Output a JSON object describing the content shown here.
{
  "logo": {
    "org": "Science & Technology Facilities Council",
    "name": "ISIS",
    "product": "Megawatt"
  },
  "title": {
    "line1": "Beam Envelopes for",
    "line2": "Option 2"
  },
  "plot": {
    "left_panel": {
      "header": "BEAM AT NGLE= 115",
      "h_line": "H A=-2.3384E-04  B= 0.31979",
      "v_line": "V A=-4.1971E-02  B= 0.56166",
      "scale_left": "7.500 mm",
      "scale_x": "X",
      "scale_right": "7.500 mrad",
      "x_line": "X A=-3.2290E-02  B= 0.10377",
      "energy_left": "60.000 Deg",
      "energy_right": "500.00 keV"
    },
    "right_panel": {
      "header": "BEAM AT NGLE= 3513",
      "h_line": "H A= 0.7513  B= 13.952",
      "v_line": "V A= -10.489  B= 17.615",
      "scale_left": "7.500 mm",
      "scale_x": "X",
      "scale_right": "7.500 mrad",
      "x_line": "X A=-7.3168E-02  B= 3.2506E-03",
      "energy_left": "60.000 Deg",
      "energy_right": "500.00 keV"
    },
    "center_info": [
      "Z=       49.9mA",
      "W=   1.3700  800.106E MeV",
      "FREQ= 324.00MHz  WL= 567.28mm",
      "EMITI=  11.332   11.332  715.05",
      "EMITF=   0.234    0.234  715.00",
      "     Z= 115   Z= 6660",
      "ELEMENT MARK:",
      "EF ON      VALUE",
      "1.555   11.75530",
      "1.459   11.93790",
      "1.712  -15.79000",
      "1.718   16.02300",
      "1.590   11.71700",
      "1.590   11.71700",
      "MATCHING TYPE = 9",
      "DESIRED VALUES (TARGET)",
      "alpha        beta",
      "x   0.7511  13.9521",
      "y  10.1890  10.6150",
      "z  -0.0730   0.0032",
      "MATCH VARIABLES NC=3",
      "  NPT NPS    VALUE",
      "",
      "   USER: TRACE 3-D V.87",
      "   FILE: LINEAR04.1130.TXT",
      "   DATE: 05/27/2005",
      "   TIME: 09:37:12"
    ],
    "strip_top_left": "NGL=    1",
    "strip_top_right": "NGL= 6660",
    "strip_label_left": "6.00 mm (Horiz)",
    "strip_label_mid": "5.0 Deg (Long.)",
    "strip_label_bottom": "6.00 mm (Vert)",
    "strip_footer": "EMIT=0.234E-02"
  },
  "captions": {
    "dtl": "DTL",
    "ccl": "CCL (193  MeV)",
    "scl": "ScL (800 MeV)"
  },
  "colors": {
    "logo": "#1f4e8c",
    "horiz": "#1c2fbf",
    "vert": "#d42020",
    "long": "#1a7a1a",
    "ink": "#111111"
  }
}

* PROBLEM STATEMENT
Your task is to transcribe the material exactly.

* TASK SOLUTION
Output a JSON object describing the content shown here.
{
  "logo": {
    "org": "Science & Technology Facilities Council",
    "name": "ISIS",
    "product": "Megawatt"
  },
  "title": {
    "line1": "Beam Envelopes for",
    "line2": "Option 2"
  },
  "plot": {
    "left_panel": {
      "header": "BEAM AT NGLE= 115",
      "h_line": "H A=-2.3384E-04  B= 0.31979",
      "v_line": "V A=-4.1971E-02  B= 0.56166",
      "scale_left": "7.500 mm",
      "scale_x": "X",
      "scale_right": "7.500 mrad",
      "x_line": "X A=-3.2290E-02  B= 0.10377",
      "energy_left": "60.000 Deg",
      "energy_right": "500.00 keV"
    },
    "right_panel": {
      "header": "BEAM AT NGLE= 3513",
      "h_line": "H A= 0.7513  B= 13.952",
      "v_line": "V A= -10.489  B= 17.615",
      "scale_left": "7.500 mm",
      "scale_x": "X",
      "scale_right": "7.500 mrad",
      "x_line": "X A=-7.3168E-02  B= 3.2506E-03",
      "energy_left": "60.000 Deg",
      "energy_right": "500.00 keV"
    },
    "center_info": [
      "Z=       49.9mA",
      "W=   1.3700  800.106E MeV",
      "FREQ= 324.00MHz  WL= 567.28mm",
      "EMITI=  11.332   11.332  715.05",
      "EMITF=   0.234    0.234  715.00",
      "     Z= 115   Z= 6660",
      "ELEMENT MARK:",
      "EF ON      VALUE",
      "1.555   11.75530",
      "1.459   11.93790",
      "1.712  -15.79000",
      "1.718   16.02300",
      "1.590   11.71700",
      "1.590   11.71700",
      "MATCHING TYPE = 9",
      "DESIRED VALUES (TARGET)",
      "alpha        beta",
      "x   0.7511  13.9521",
      "y  10.1890  10.6150",
      "z  -0.0730   0.0032",
      "MATCH VARIABLES NC=3",
      "  NPT NPS    VALUE",
      "",
      "   USER: TRACE 3-D V.87",
      "   FILE: LINEAR04.1130.TXT",
      "   DATE: 05/27/2005",
      "   TIME: 09:37:12"
    ],
    "strip_top_left": "NGL=    1",
    "strip_top_right": "NGL= 6660",
    "strip_label_left": "6.00 mm (Horiz)",
    "strip_label_mid": "5.0 Deg (Long.)",
    "strip_label_bottom": "6.00 mm (Vert)",
    "strip_footer": "EMIT=0.234E-02"
  },
  "captions": {
    "dtl": "DTL",
    "ccl": "CCL (193  MeV)",
    "scl": "ScL (800 MeV)"
  },
  "colors": {
    "logo": "#1f4e8c",
    "horiz": "#1c2fbf",
    "vert": "#d42020",
    "long": "#1a7a1a",
    "ink": "#111111"
  }
}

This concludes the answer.